Set problem ->
Without the pictures, write out all the lines below exactly as they appear.

----

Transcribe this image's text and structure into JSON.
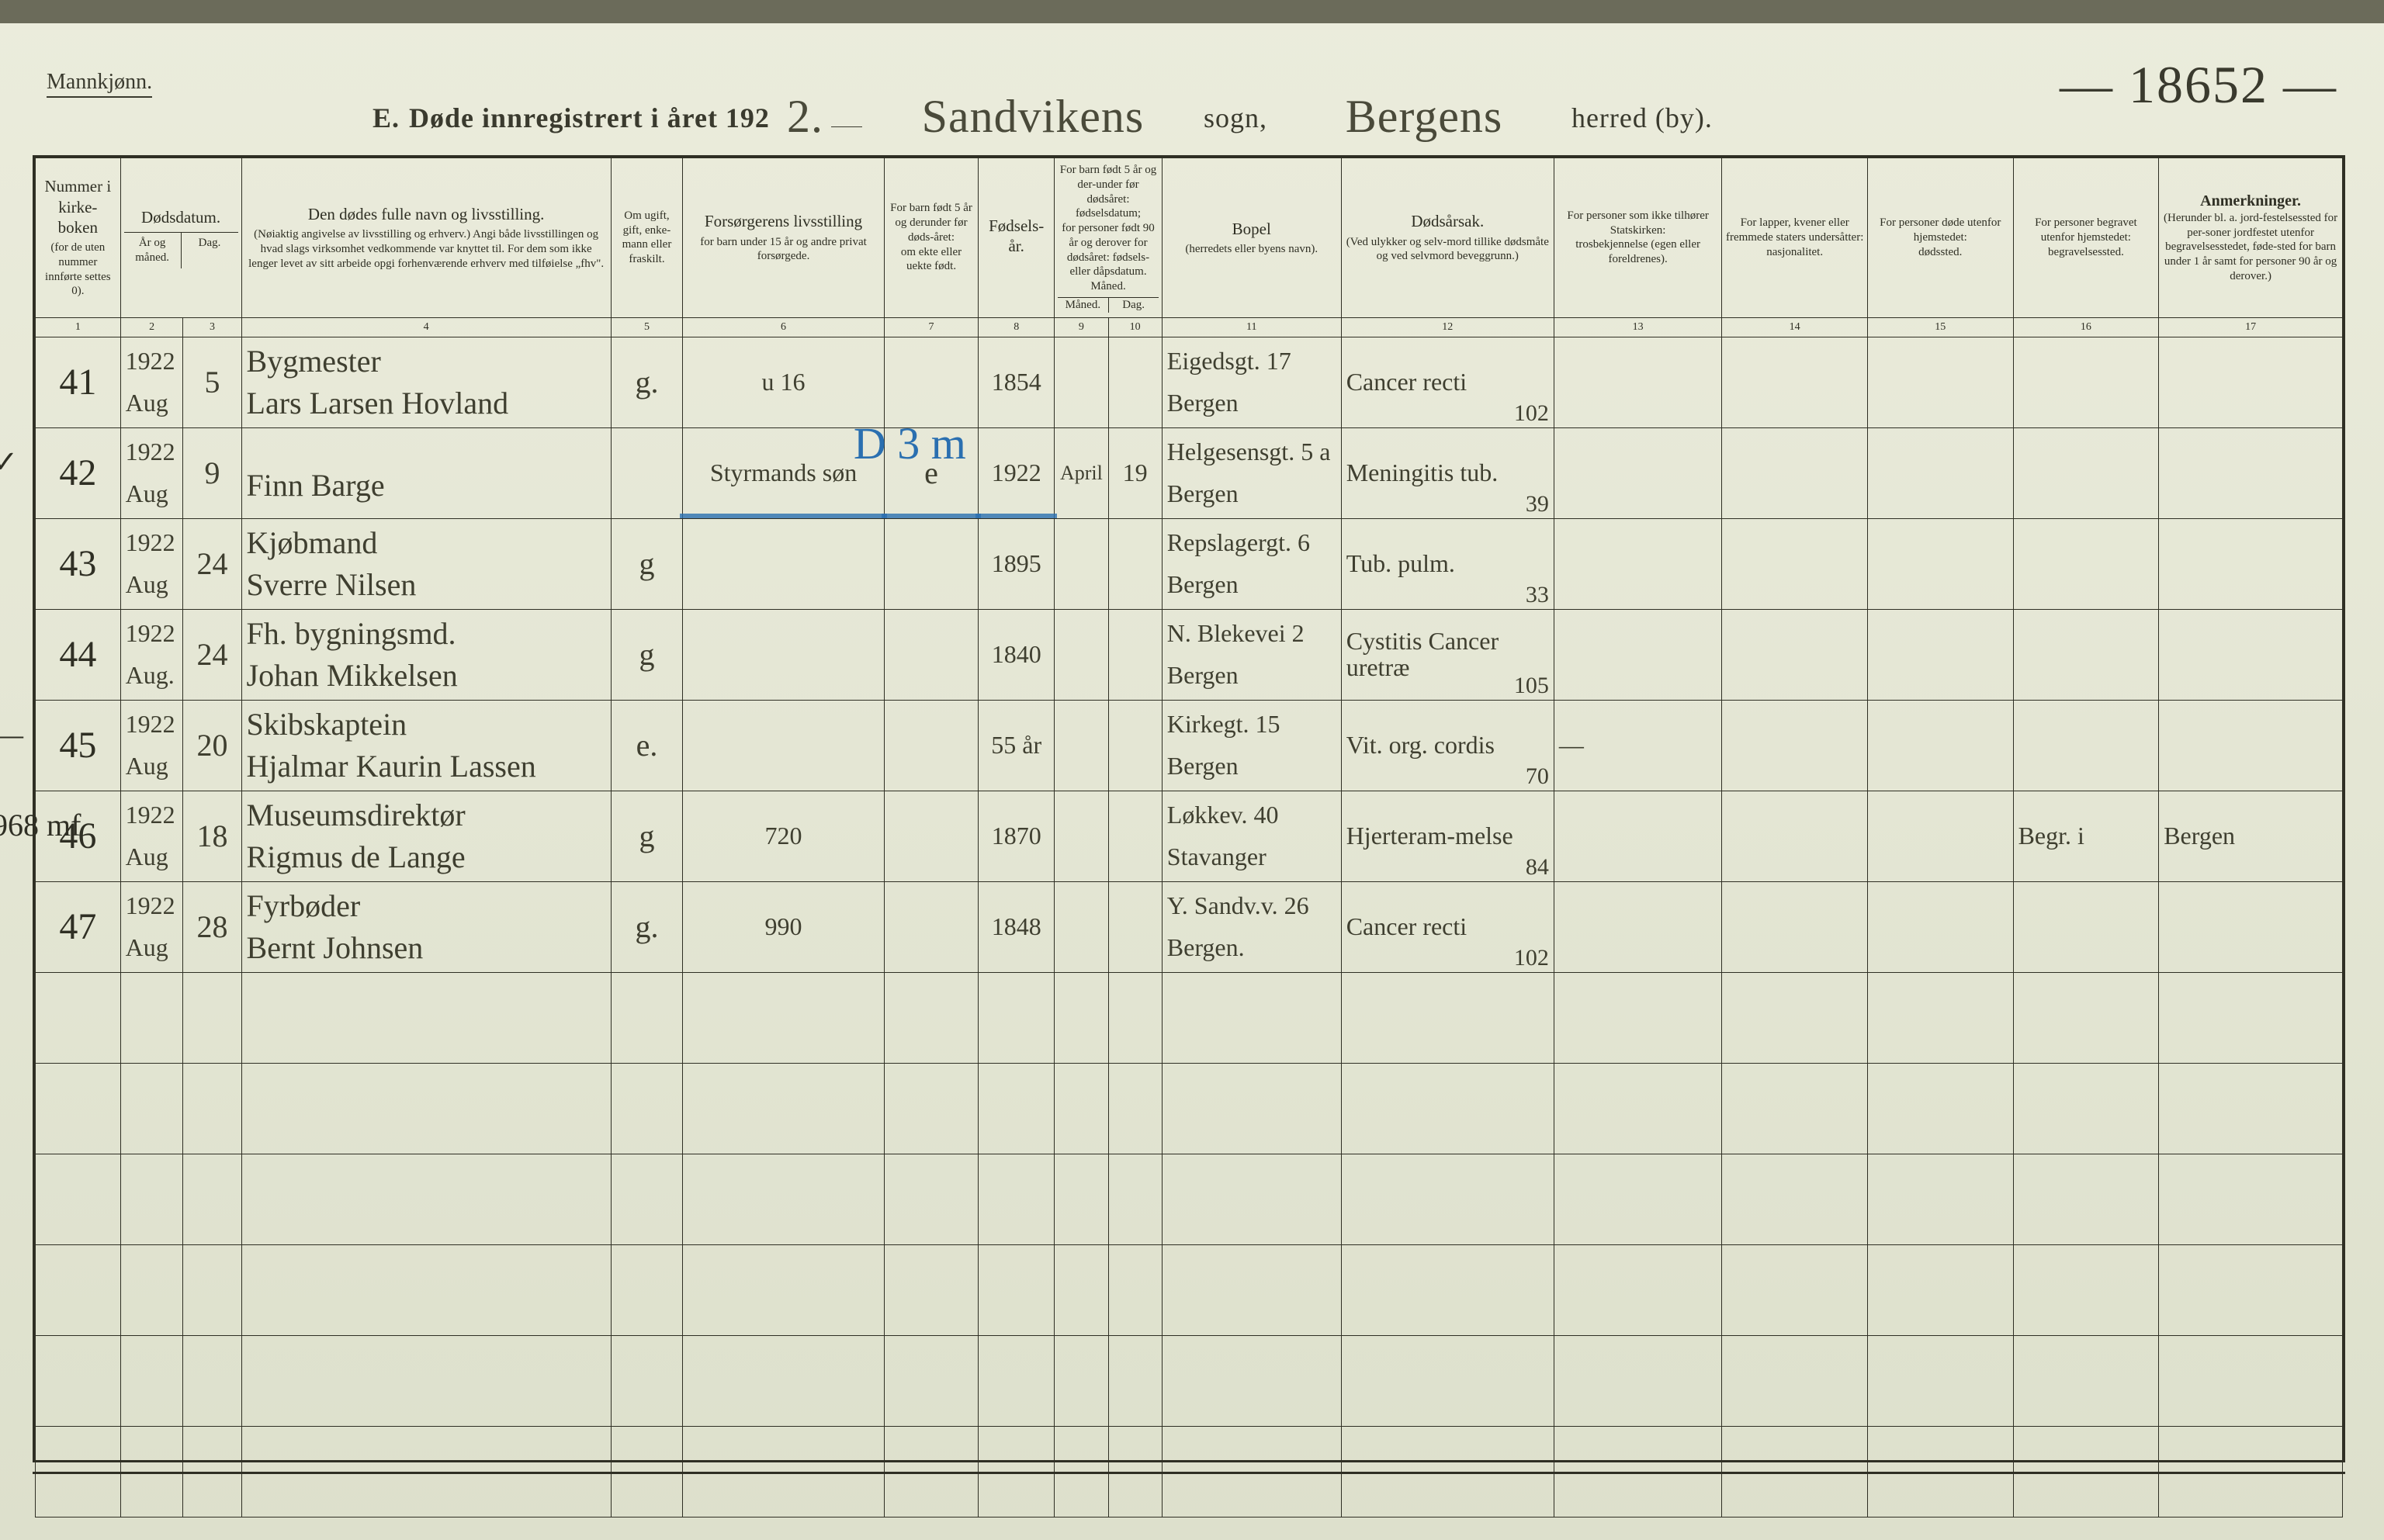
{
  "meta": {
    "gender_label": "Mannkjønn.",
    "form_number": "— 18652 —",
    "title_prefix": "E.",
    "title_main": "Døde innregistrert i året 192",
    "year_handwritten": "2.",
    "parish_handwritten": "Sandvikens",
    "parish_label": "sogn,",
    "district_handwritten": "Bergens",
    "district_label": "herred (by)."
  },
  "style": {
    "page_bg": "#e4e6d4",
    "ink": "#2f2f24",
    "blue_pencil": "#2a6fb0",
    "script_font": "Brush Script MT"
  },
  "columns": [
    {
      "n": "1",
      "title": "Nummer i kirke-boken",
      "sub": "(for de uten nummer innførte settes 0)."
    },
    {
      "n": "2",
      "title": "Dødsdatum.",
      "sub": "År og måned."
    },
    {
      "n": "3",
      "title": "",
      "sub": "Dag."
    },
    {
      "n": "4",
      "title": "Den dødes fulle navn og livsstilling.",
      "sub": "(Nøiaktig angivelse av livsstilling og erhverv.) Angi både livsstillingen og hvad slags virksomhet vedkommende var knyttet til. For dem som ikke lenger levet av sitt arbeide opgi forhenværende erhverv med tilføielse „fhv\"."
    },
    {
      "n": "5",
      "title": "Om ugift, gift, enke-mann eller fraskilt.",
      "sub": ""
    },
    {
      "n": "6",
      "title": "Forsørgerens livsstilling",
      "sub": "for barn under 15 år og andre privat forsørgede."
    },
    {
      "n": "7",
      "title": "For barn født 5 år og derunder før døds-året:",
      "sub": "om ekte eller uekte født."
    },
    {
      "n": "8",
      "title": "Fødsels-år.",
      "sub": ""
    },
    {
      "n": "9",
      "title": "For barn født 5 år og der-under før dødsåret: fødselsdatum;",
      "sub": "for personer født 90 år og derover for dødsåret: fødsels- eller dåpsdatum. Måned."
    },
    {
      "n": "10",
      "title": "",
      "sub": "Dag."
    },
    {
      "n": "11",
      "title": "Bopel",
      "sub": "(herredets eller byens navn)."
    },
    {
      "n": "12",
      "title": "Dødsårsak.",
      "sub": "(Ved ulykker og selv-mord tillike dødsmåte og ved selvmord beveggrunn.)"
    },
    {
      "n": "13",
      "title": "For personer som ikke tilhører Statskirken:",
      "sub": "trosbekjennelse (egen eller foreldrenes)."
    },
    {
      "n": "14",
      "title": "For lapper, kvener eller fremmede staters undersåtter:",
      "sub": "nasjonalitet."
    },
    {
      "n": "15",
      "title": "For personer døde utenfor hjemstedet:",
      "sub": "dødssted."
    },
    {
      "n": "16",
      "title": "For personer begravet utenfor hjemstedet:",
      "sub": "begravelsessted."
    },
    {
      "n": "17",
      "title": "Anmerkninger.",
      "sub": "(Herunder bl. a. jord-festelsessted for per-soner jordfestet utenfor begravelsesstedet, føde-sted for barn under 1 år samt for personer 90 år og derover.)"
    }
  ],
  "rows": [
    {
      "no": "41",
      "year": "1922",
      "month": "Aug",
      "day": "5",
      "name_top": "Bygmester",
      "name_bot": "Lars Larsen Hovland",
      "civil": "g.",
      "support": "u 16",
      "legit": "",
      "birth": "1854",
      "bm": "",
      "bd": "",
      "residence_top": "Eigedsgt. 17",
      "residence_bot": "Bergen",
      "cause": "Cancer recti",
      "cause_code": "102",
      "c13": "",
      "c14": "",
      "c15": "",
      "c16": "",
      "c17": "",
      "margin": "",
      "blue": ""
    },
    {
      "no": "42",
      "year": "1922",
      "month": "Aug",
      "day": "9",
      "name_top": "",
      "name_bot": "Finn Barge",
      "civil": "",
      "support": "Styrmands søn",
      "legit": "e",
      "birth": "1922",
      "bm": "April",
      "bd": "19",
      "residence_top": "Helgesensgt. 5 a",
      "residence_bot": "Bergen",
      "cause": "Meningitis tub.",
      "cause_code": "39",
      "c13": "",
      "c14": "",
      "c15": "",
      "c16": "",
      "c17": "",
      "margin": "✓",
      "blue": "D 3 m",
      "blue_underline": true
    },
    {
      "no": "43",
      "year": "1922",
      "month": "Aug",
      "day": "24",
      "name_top": "Kjøbmand",
      "name_bot": "Sverre Nilsen",
      "civil": "g",
      "support": "",
      "legit": "",
      "birth": "1895",
      "bm": "",
      "bd": "",
      "residence_top": "Repslagergt. 6",
      "residence_bot": "Bergen",
      "cause": "Tub. pulm.",
      "cause_code": "33",
      "c13": "",
      "c14": "",
      "c15": "",
      "c16": "",
      "c17": "",
      "margin": "",
      "blue": ""
    },
    {
      "no": "44",
      "year": "1922",
      "month": "Aug.",
      "day": "24",
      "name_top": "Fh. bygningsmd.",
      "name_bot": "Johan Mikkelsen",
      "civil": "g",
      "support": "",
      "legit": "",
      "birth": "1840",
      "bm": "",
      "bd": "",
      "residence_top": "N. Blekevei 2",
      "residence_bot": "Bergen",
      "cause": "Cystitis Cancer uretræ",
      "cause_code": "105",
      "c13": "",
      "c14": "",
      "c15": "",
      "c16": "",
      "c17": "",
      "margin": "",
      "blue": ""
    },
    {
      "no": "45",
      "year": "1922",
      "month": "Aug",
      "day": "20",
      "name_top": "Skibskaptein",
      "name_bot": "Hjalmar Kaurin Lassen",
      "civil": "e.",
      "support": "",
      "legit": "",
      "birth": "55 år",
      "bm": "",
      "bd": "",
      "residence_top": "Kirkegt. 15",
      "residence_bot": "Bergen",
      "cause": "Vit. org. cordis",
      "cause_code": "70",
      "c13": "—",
      "c14": "",
      "c15": "",
      "c16": "",
      "c17": "",
      "margin": "—",
      "blue": ""
    },
    {
      "no": "46",
      "year": "1922",
      "month": "Aug",
      "day": "18",
      "name_top": "Museumsdirektør",
      "name_bot": "Rigmus de Lange",
      "civil": "g",
      "support": "720",
      "legit": "",
      "birth": "1870",
      "bm": "",
      "bd": "",
      "residence_top": "Løkkev. 40",
      "residence_bot": "Stavanger",
      "cause": "Hjerteram-melse",
      "cause_code": "84",
      "c13": "",
      "c14": "",
      "c15": "",
      "c16": "Begr. i",
      "c17": "Bergen",
      "margin": "968 mf",
      "blue": ""
    },
    {
      "no": "47",
      "year": "1922",
      "month": "Aug",
      "day": "28",
      "name_top": "Fyrbøder",
      "name_bot": "Bernt Johnsen",
      "civil": "g.",
      "support": "990",
      "legit": "",
      "birth": "1848",
      "bm": "",
      "bd": "",
      "residence_top": "Y. Sandv.v. 26",
      "residence_bot": "Bergen.",
      "cause": "Cancer recti",
      "cause_code": "102",
      "c13": "",
      "c14": "",
      "c15": "",
      "c16": "",
      "c17": "",
      "margin": "",
      "blue": ""
    }
  ],
  "blank_rows": 6
}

----

Finished exercise ->
Transcribe this image's text and structure into JSON.
{
  "meta": {
    "gender_label": "Mannkjønn.",
    "form_number": "— 18652 —",
    "title_prefix": "E.",
    "title_main": "Døde innregistrert i året 192",
    "year_handwritten": "2.",
    "parish_handwritten": "Sandvikens",
    "parish_label": "sogn,",
    "district_handwritten": "Bergens",
    "district_label": "herred (by)."
  },
  "style": {
    "page_bg": "#e4e6d4",
    "ink": "#2f2f24",
    "blue_pencil": "#2a6fb0",
    "script_font": "Brush Script MT"
  },
  "columns": [
    {
      "n": "1",
      "title": "Nummer i kirke-boken",
      "sub": "(for de uten nummer innførte settes 0)."
    },
    {
      "n": "2",
      "title": "Dødsdatum.",
      "sub": "År og måned."
    },
    {
      "n": "3",
      "title": "",
      "sub": "Dag."
    },
    {
      "n": "4",
      "title": "Den dødes fulle navn og livsstilling.",
      "sub": "(Nøiaktig angivelse av livsstilling og erhverv.) Angi både livsstillingen og hvad slags virksomhet vedkommende var knyttet til. For dem som ikke lenger levet av sitt arbeide opgi forhenværende erhverv med tilføielse „fhv\"."
    },
    {
      "n": "5",
      "title": "Om ugift, gift, enke-mann eller fraskilt.",
      "sub": ""
    },
    {
      "n": "6",
      "title": "Forsørgerens livsstilling",
      "sub": "for barn under 15 år og andre privat forsørgede."
    },
    {
      "n": "7",
      "title": "For barn født 5 år og derunder før døds-året:",
      "sub": "om ekte eller uekte født."
    },
    {
      "n": "8",
      "title": "Fødsels-år.",
      "sub": ""
    },
    {
      "n": "9",
      "title": "For barn født 5 år og der-under før dødsåret: fødselsdatum;",
      "sub": "for personer født 90 år og derover for dødsåret: fødsels- eller dåpsdatum. Måned."
    },
    {
      "n": "10",
      "title": "",
      "sub": "Dag."
    },
    {
      "n": "11",
      "title": "Bopel",
      "sub": "(herredets eller byens navn)."
    },
    {
      "n": "12",
      "title": "Dødsårsak.",
      "sub": "(Ved ulykker og selv-mord tillike dødsmåte og ved selvmord beveggrunn.)"
    },
    {
      "n": "13",
      "title": "For personer som ikke tilhører Statskirken:",
      "sub": "trosbekjennelse (egen eller foreldrenes)."
    },
    {
      "n": "14",
      "title": "For lapper, kvener eller fremmede staters undersåtter:",
      "sub": "nasjonalitet."
    },
    {
      "n": "15",
      "title": "For personer døde utenfor hjemstedet:",
      "sub": "dødssted."
    },
    {
      "n": "16",
      "title": "For personer begravet utenfor hjemstedet:",
      "sub": "begravelsessted."
    },
    {
      "n": "17",
      "title": "Anmerkninger.",
      "sub": "(Herunder bl. a. jord-festelsessted for per-soner jordfestet utenfor begravelsesstedet, føde-sted for barn under 1 år samt for personer 90 år og derover.)"
    }
  ],
  "rows": [
    {
      "no": "41",
      "year": "1922",
      "month": "Aug",
      "day": "5",
      "name_top": "Bygmester",
      "name_bot": "Lars Larsen Hovland",
      "civil": "g.",
      "support": "u 16",
      "legit": "",
      "birth": "1854",
      "bm": "",
      "bd": "",
      "residence_top": "Eigedsgt. 17",
      "residence_bot": "Bergen",
      "cause": "Cancer recti",
      "cause_code": "102",
      "c13": "",
      "c14": "",
      "c15": "",
      "c16": "",
      "c17": "",
      "margin": "",
      "blue": ""
    },
    {
      "no": "42",
      "year": "1922",
      "month": "Aug",
      "day": "9",
      "name_top": "",
      "name_bot": "Finn Barge",
      "civil": "",
      "support": "Styrmands søn",
      "legit": "e",
      "birth": "1922",
      "bm": "April",
      "bd": "19",
      "residence_top": "Helgesensgt. 5 a",
      "residence_bot": "Bergen",
      "cause": "Meningitis tub.",
      "cause_code": "39",
      "c13": "",
      "c14": "",
      "c15": "",
      "c16": "",
      "c17": "",
      "margin": "✓",
      "blue": "D 3 m",
      "blue_underline": true
    },
    {
      "no": "43",
      "year": "1922",
      "month": "Aug",
      "day": "24",
      "name_top": "Kjøbmand",
      "name_bot": "Sverre Nilsen",
      "civil": "g",
      "support": "",
      "legit": "",
      "birth": "1895",
      "bm": "",
      "bd": "",
      "residence_top": "Repslagergt. 6",
      "residence_bot": "Bergen",
      "cause": "Tub. pulm.",
      "cause_code": "33",
      "c13": "",
      "c14": "",
      "c15": "",
      "c16": "",
      "c17": "",
      "margin": "",
      "blue": ""
    },
    {
      "no": "44",
      "year": "1922",
      "month": "Aug.",
      "day": "24",
      "name_top": "Fh. bygningsmd.",
      "name_bot": "Johan Mikkelsen",
      "civil": "g",
      "support": "",
      "legit": "",
      "birth": "1840",
      "bm": "",
      "bd": "",
      "residence_top": "N. Blekevei 2",
      "residence_bot": "Bergen",
      "cause": "Cystitis Cancer uretræ",
      "cause_code": "105",
      "c13": "",
      "c14": "",
      "c15": "",
      "c16": "",
      "c17": "",
      "margin": "",
      "blue": ""
    },
    {
      "no": "45",
      "year": "1922",
      "month": "Aug",
      "day": "20",
      "name_top": "Skibskaptein",
      "name_bot": "Hjalmar Kaurin Lassen",
      "civil": "e.",
      "support": "",
      "legit": "",
      "birth": "55 år",
      "bm": "",
      "bd": "",
      "residence_top": "Kirkegt. 15",
      "residence_bot": "Bergen",
      "cause": "Vit. org. cordis",
      "cause_code": "70",
      "c13": "—",
      "c14": "",
      "c15": "",
      "c16": "",
      "c17": "",
      "margin": "—",
      "blue": ""
    },
    {
      "no": "46",
      "year": "1922",
      "month": "Aug",
      "day": "18",
      "name_top": "Museumsdirektør",
      "name_bot": "Rigmus de Lange",
      "civil": "g",
      "support": "720",
      "legit": "",
      "birth": "1870",
      "bm": "",
      "bd": "",
      "residence_top": "Løkkev. 40",
      "residence_bot": "Stavanger",
      "cause": "Hjerteram-melse",
      "cause_code": "84",
      "c13": "",
      "c14": "",
      "c15": "",
      "c16": "Begr. i",
      "c17": "Bergen",
      "margin": "968 mf",
      "blue": ""
    },
    {
      "no": "47",
      "year": "1922",
      "month": "Aug",
      "day": "28",
      "name_top": "Fyrbøder",
      "name_bot": "Bernt Johnsen",
      "civil": "g.",
      "support": "990",
      "legit": "",
      "birth": "1848",
      "bm": "",
      "bd": "",
      "residence_top": "Y. Sandv.v. 26",
      "residence_bot": "Bergen.",
      "cause": "Cancer recti",
      "cause_code": "102",
      "c13": "",
      "c14": "",
      "c15": "",
      "c16": "",
      "c17": "",
      "margin": "",
      "blue": ""
    }
  ],
  "blank_rows": 6
}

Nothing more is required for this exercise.